[Stored data entries]
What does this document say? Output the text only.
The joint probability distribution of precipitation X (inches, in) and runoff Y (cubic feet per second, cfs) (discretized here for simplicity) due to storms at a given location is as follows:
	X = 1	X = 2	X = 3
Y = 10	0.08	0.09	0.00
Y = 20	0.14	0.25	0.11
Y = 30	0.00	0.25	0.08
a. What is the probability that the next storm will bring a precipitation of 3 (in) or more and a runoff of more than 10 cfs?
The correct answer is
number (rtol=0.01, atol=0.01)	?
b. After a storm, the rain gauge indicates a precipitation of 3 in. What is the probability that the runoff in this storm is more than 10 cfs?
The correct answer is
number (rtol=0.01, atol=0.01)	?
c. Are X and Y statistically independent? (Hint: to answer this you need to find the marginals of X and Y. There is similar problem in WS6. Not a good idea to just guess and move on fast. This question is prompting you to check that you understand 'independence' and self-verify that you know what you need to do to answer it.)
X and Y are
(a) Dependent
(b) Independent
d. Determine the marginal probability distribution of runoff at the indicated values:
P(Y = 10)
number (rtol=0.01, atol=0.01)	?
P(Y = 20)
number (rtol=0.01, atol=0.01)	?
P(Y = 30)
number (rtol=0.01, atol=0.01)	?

__Given exercise__
List every line above that holds the word "this".

__Correct answer__
What does this document say? Output the text only.
b. After a storm, the rain gauge indicates a precipitation of 3 in. What is the probability that the runoff in this storm is more than 10 cfs?
c. Are X and Y statistically independent? (Hint: to answer this you need to find the marginals of X and Y. There is similar problem in WS6. Not a good idea to just guess and move on fast. This question is prompting you to check that you understand 'independence' and self-verify that you know what you need to do to answer it.)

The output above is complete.